Give all the lines below again, exactly, with no pictures.

Records contained in a dataset -
[start]

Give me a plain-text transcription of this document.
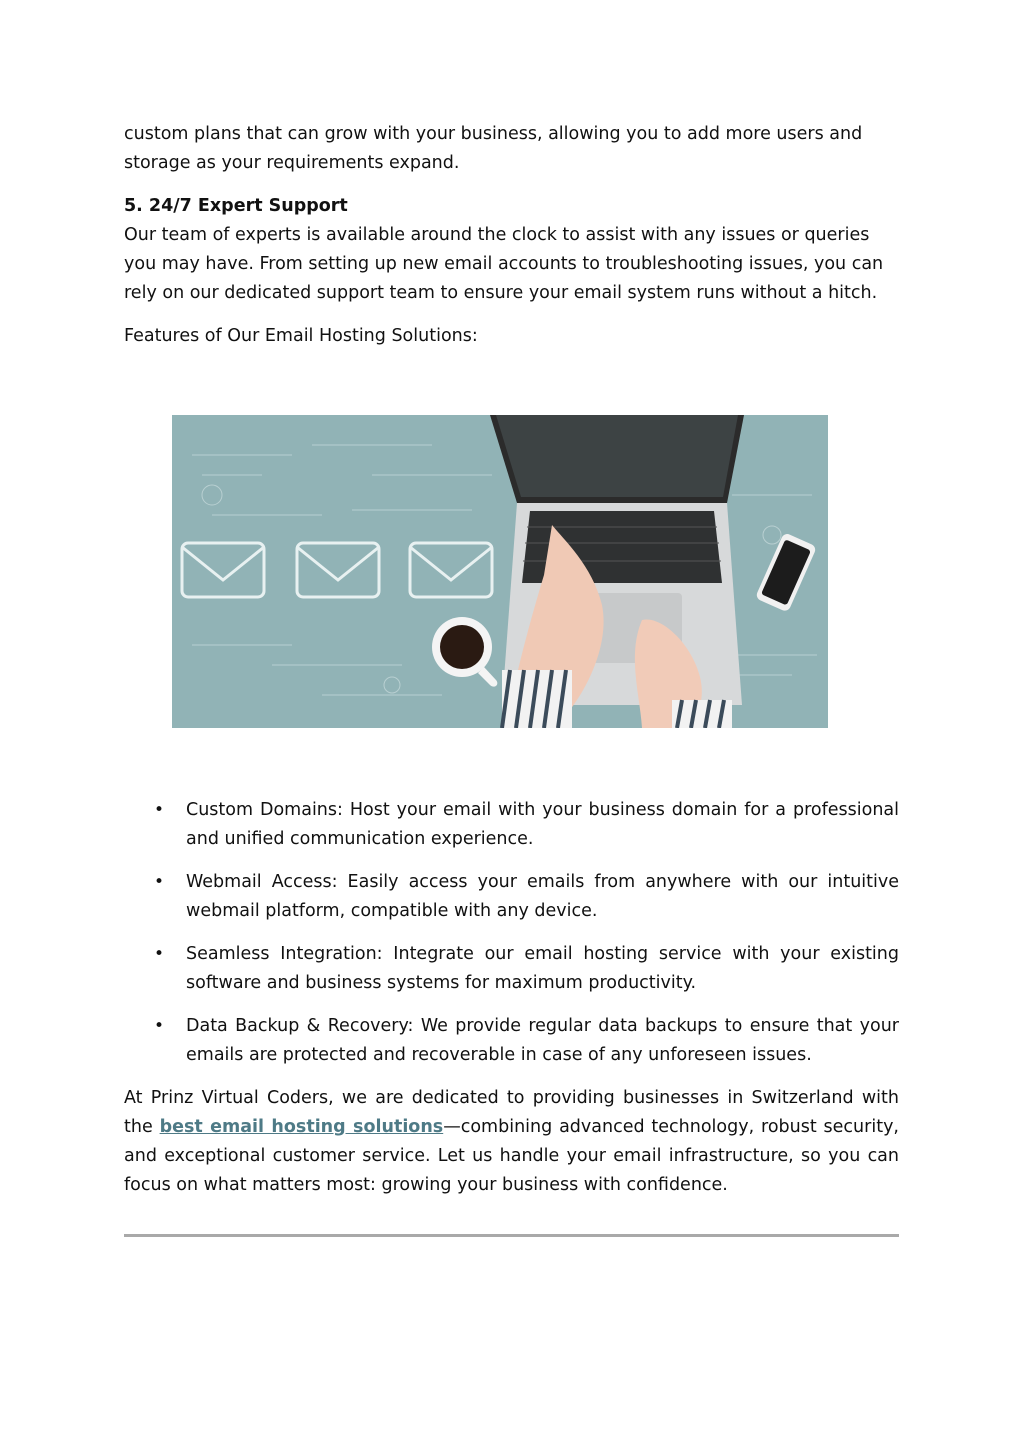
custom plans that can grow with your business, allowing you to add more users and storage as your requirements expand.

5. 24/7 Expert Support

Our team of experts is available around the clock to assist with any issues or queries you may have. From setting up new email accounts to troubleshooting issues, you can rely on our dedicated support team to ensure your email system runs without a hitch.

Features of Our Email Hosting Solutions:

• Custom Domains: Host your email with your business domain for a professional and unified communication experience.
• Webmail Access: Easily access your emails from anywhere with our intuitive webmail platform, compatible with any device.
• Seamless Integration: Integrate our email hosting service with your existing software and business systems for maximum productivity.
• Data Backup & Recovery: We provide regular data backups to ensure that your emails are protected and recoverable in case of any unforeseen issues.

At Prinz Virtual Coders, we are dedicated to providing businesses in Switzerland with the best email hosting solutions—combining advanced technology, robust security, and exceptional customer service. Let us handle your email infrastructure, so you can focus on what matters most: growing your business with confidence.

[end]

Task solution -
Give me a plain-text transcription of this document.
custom plans that can grow with your business, allowing you to add more users and storage as your requirements expand.

5. 24/7 Expert Support

Our team of experts is available around the clock to assist with any issues or queries you may have. From setting up new email accounts to troubleshooting issues, you can rely on our dedicated support team to ensure your email system runs without a hitch.

Features of Our Email Hosting Solutions:

• Custom Domains: Host your email with your business domain for a professional and unified communication experience.
• Webmail Access: Easily access your emails from anywhere with our intuitive webmail platform, compatible with any device.
• Seamless Integration: Integrate our email hosting service with your existing software and business systems for maximum productivity.
• Data Backup & Recovery: We provide regular data backups to ensure that your emails are protected and recoverable in case of any unforeseen issues.

At Prinz Virtual Coders, we are dedicated to providing businesses in Switzerland with the best email hosting solutions—combining advanced technology, robust security, and exceptional customer service. Let us handle your email infrastructure, so you can focus on what matters most: growing your business with confidence.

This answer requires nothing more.